TASK DETAILS - Return the material exactly as supplied, apart from the pictures, which are omitted.
::::::::
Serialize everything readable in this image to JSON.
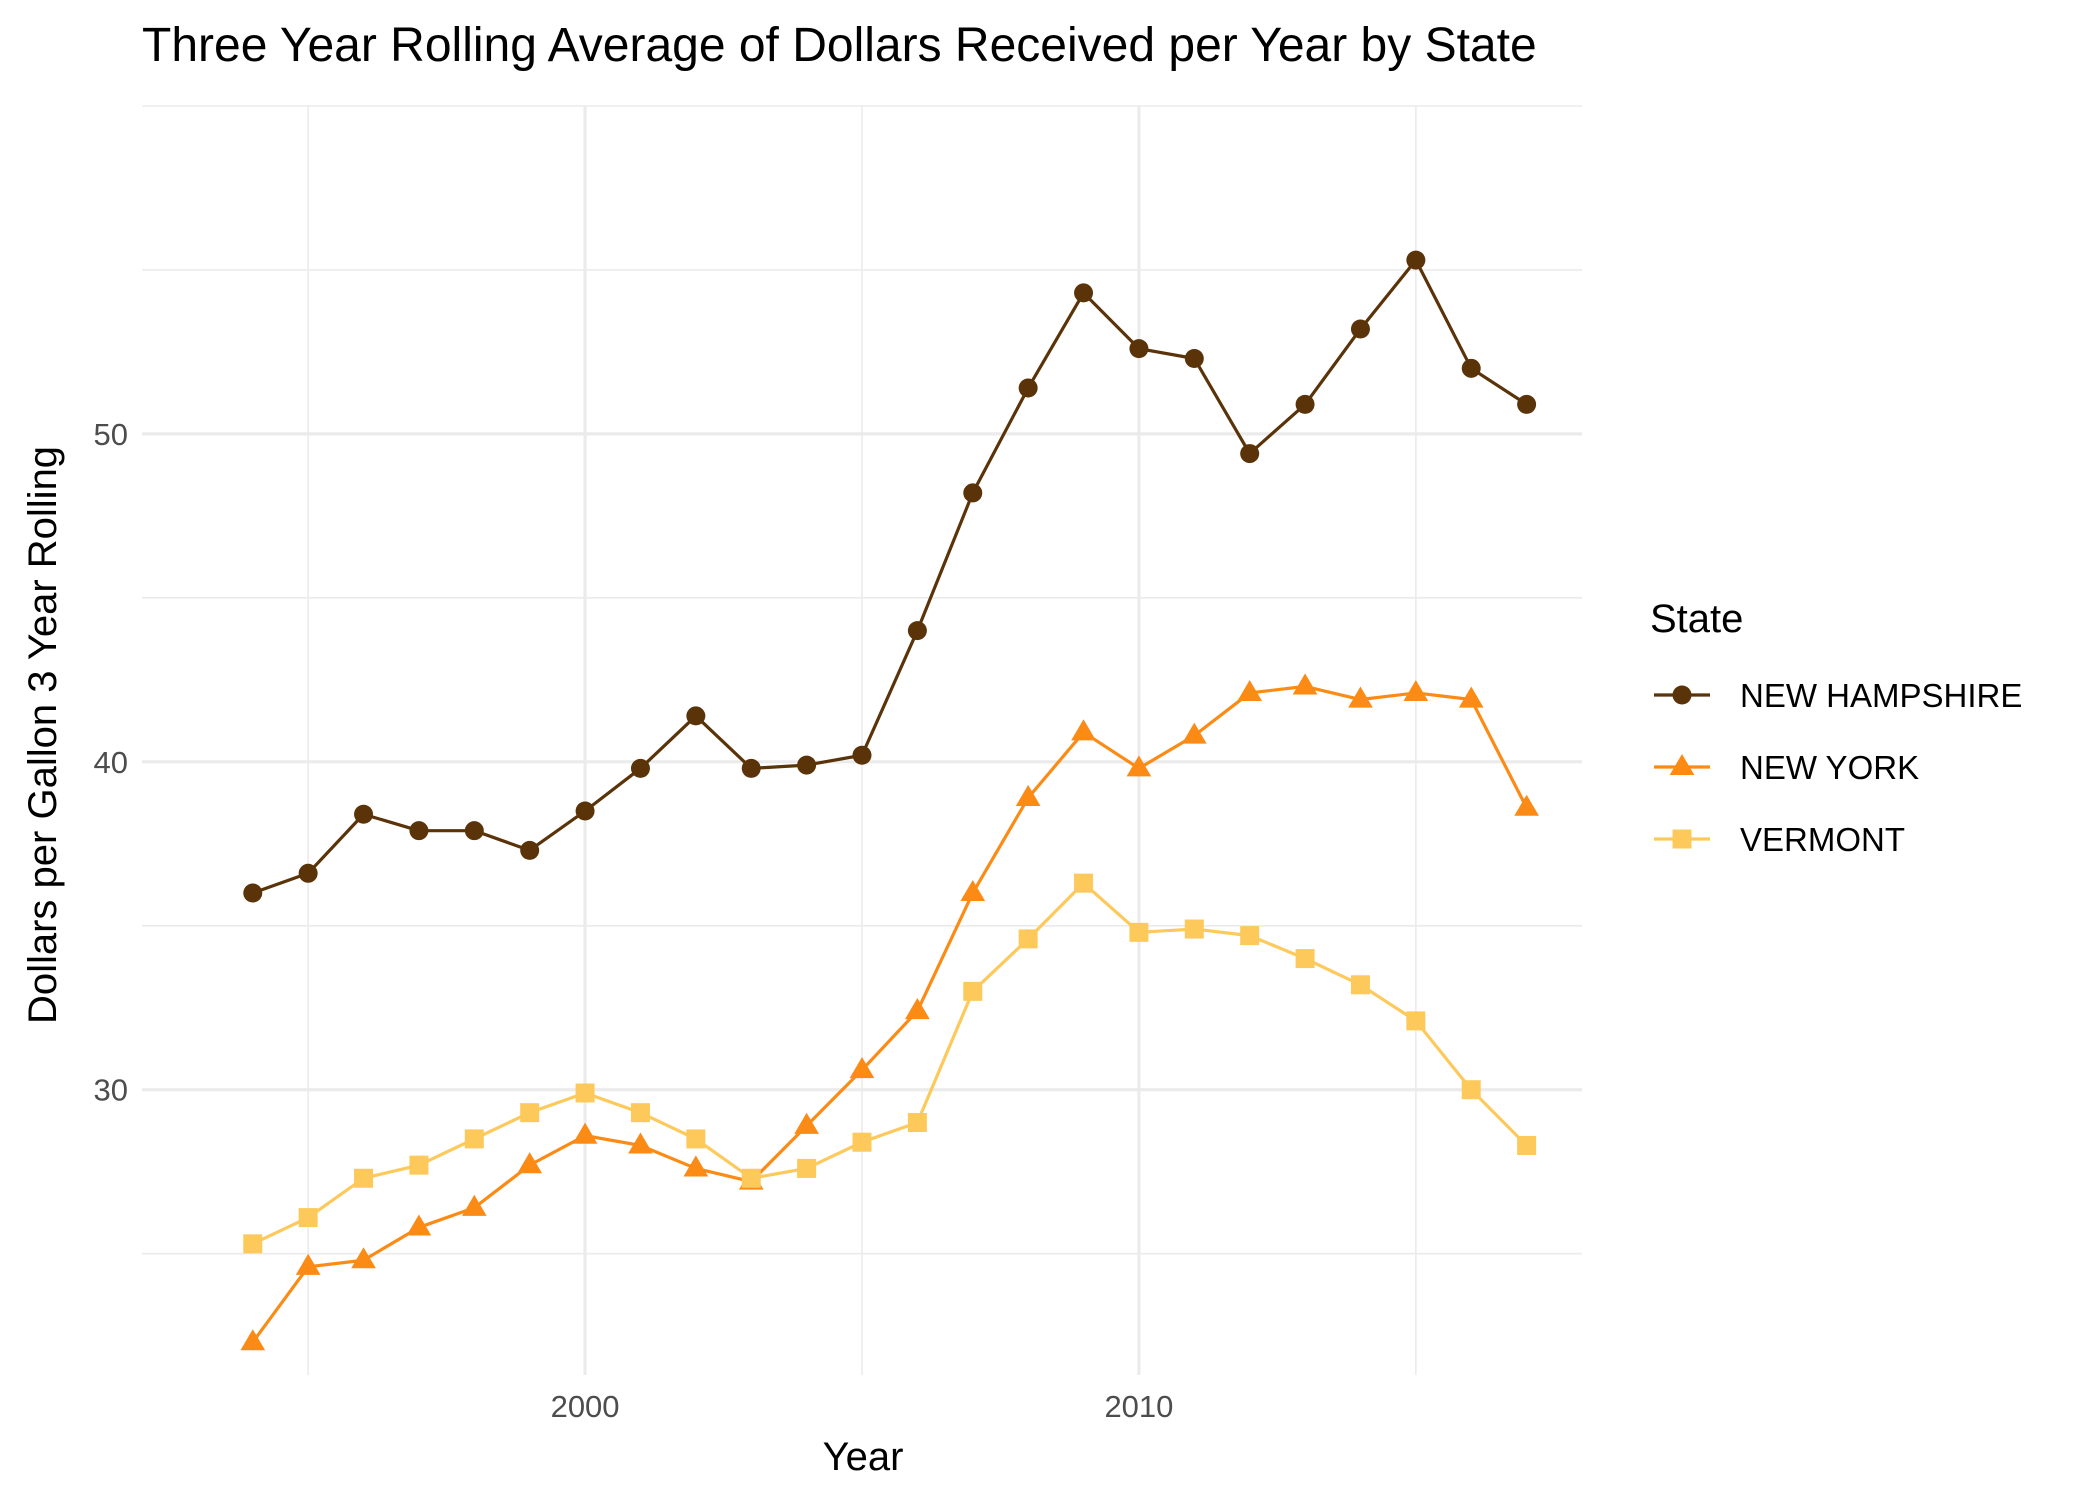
{
  "chart_data": {
    "type": "line",
    "title": "Three Year Rolling Average of Dollars Received per Year by State",
    "xlabel": "Year",
    "ylabel": "Dollars per Gallon 3 Year Rolling",
    "x": [
      1994,
      1995,
      1996,
      1997,
      1998,
      1999,
      2000,
      2001,
      2002,
      2003,
      2004,
      2005,
      2006,
      2007,
      2008,
      2009,
      2010,
      2011,
      2012,
      2013,
      2014,
      2015,
      2016,
      2017
    ],
    "x_ticks": [
      2000,
      2010
    ],
    "x_tick_labels": [
      "2000",
      "2010"
    ],
    "y_ticks": [
      30,
      40,
      50
    ],
    "y_tick_labels": [
      "30",
      "40",
      "50"
    ],
    "xlim": [
      1992,
      2018
    ],
    "ylim": [
      21.3,
      60
    ],
    "grid": true,
    "legend": {
      "title": "State",
      "position": "right"
    },
    "series": [
      {
        "name": "NEW HAMPSHIRE",
        "color": "#5a3309",
        "marker": "circle",
        "values": [
          36.0,
          36.6,
          38.4,
          37.9,
          37.9,
          37.3,
          38.5,
          39.8,
          41.4,
          39.8,
          39.9,
          40.2,
          44.0,
          48.2,
          51.4,
          54.3,
          52.6,
          52.3,
          49.4,
          50.9,
          53.2,
          55.3,
          52.0,
          50.9
        ]
      },
      {
        "name": "NEW YORK",
        "color": "#fb8b15",
        "marker": "triangle",
        "values": [
          22.3,
          24.6,
          24.8,
          25.8,
          26.4,
          27.7,
          28.6,
          28.3,
          27.6,
          27.2,
          28.9,
          30.6,
          32.4,
          36.0,
          38.9,
          40.9,
          39.8,
          40.8,
          42.1,
          42.3,
          41.9,
          42.1,
          41.9,
          38.6
        ]
      },
      {
        "name": "VERMONT",
        "color": "#fdc95b",
        "marker": "square",
        "values": [
          25.3,
          26.1,
          27.3,
          27.7,
          28.5,
          29.3,
          29.9,
          29.3,
          28.5,
          27.3,
          27.6,
          28.4,
          29.0,
          33.0,
          34.6,
          36.3,
          34.8,
          34.9,
          34.7,
          34.0,
          33.2,
          32.1,
          30.0,
          28.3
        ]
      }
    ]
  }
}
::::::::
IN RESPONSE -
Serialize everything readable in this image to JSON.
{
  "chart_data": {
    "type": "line",
    "title": "Three Year Rolling Average of Dollars Received per Year by State",
    "xlabel": "Year",
    "ylabel": "Dollars per Gallon 3 Year Rolling",
    "x": [
      1994,
      1995,
      1996,
      1997,
      1998,
      1999,
      2000,
      2001,
      2002,
      2003,
      2004,
      2005,
      2006,
      2007,
      2008,
      2009,
      2010,
      2011,
      2012,
      2013,
      2014,
      2015,
      2016,
      2017
    ],
    "x_ticks": [
      2000,
      2010
    ],
    "x_tick_labels": [
      "2000",
      "2010"
    ],
    "y_ticks": [
      30,
      40,
      50
    ],
    "y_tick_labels": [
      "30",
      "40",
      "50"
    ],
    "xlim": [
      1992,
      2018
    ],
    "ylim": [
      21.3,
      60
    ],
    "grid": true,
    "legend": {
      "title": "State",
      "position": "right"
    },
    "series": [
      {
        "name": "NEW HAMPSHIRE",
        "color": "#5a3309",
        "marker": "circle",
        "values": [
          36.0,
          36.6,
          38.4,
          37.9,
          37.9,
          37.3,
          38.5,
          39.8,
          41.4,
          39.8,
          39.9,
          40.2,
          44.0,
          48.2,
          51.4,
          54.3,
          52.6,
          52.3,
          49.4,
          50.9,
          53.2,
          55.3,
          52.0,
          50.9
        ]
      },
      {
        "name": "NEW YORK",
        "color": "#fb8b15",
        "marker": "triangle",
        "values": [
          22.3,
          24.6,
          24.8,
          25.8,
          26.4,
          27.7,
          28.6,
          28.3,
          27.6,
          27.2,
          28.9,
          30.6,
          32.4,
          36.0,
          38.9,
          40.9,
          39.8,
          40.8,
          42.1,
          42.3,
          41.9,
          42.1,
          41.9,
          38.6
        ]
      },
      {
        "name": "VERMONT",
        "color": "#fdc95b",
        "marker": "square",
        "values": [
          25.3,
          26.1,
          27.3,
          27.7,
          28.5,
          29.3,
          29.9,
          29.3,
          28.5,
          27.3,
          27.6,
          28.4,
          29.0,
          33.0,
          34.6,
          36.3,
          34.8,
          34.9,
          34.7,
          34.0,
          33.2,
          32.1,
          30.0,
          28.3
        ]
      }
    ]
  }
}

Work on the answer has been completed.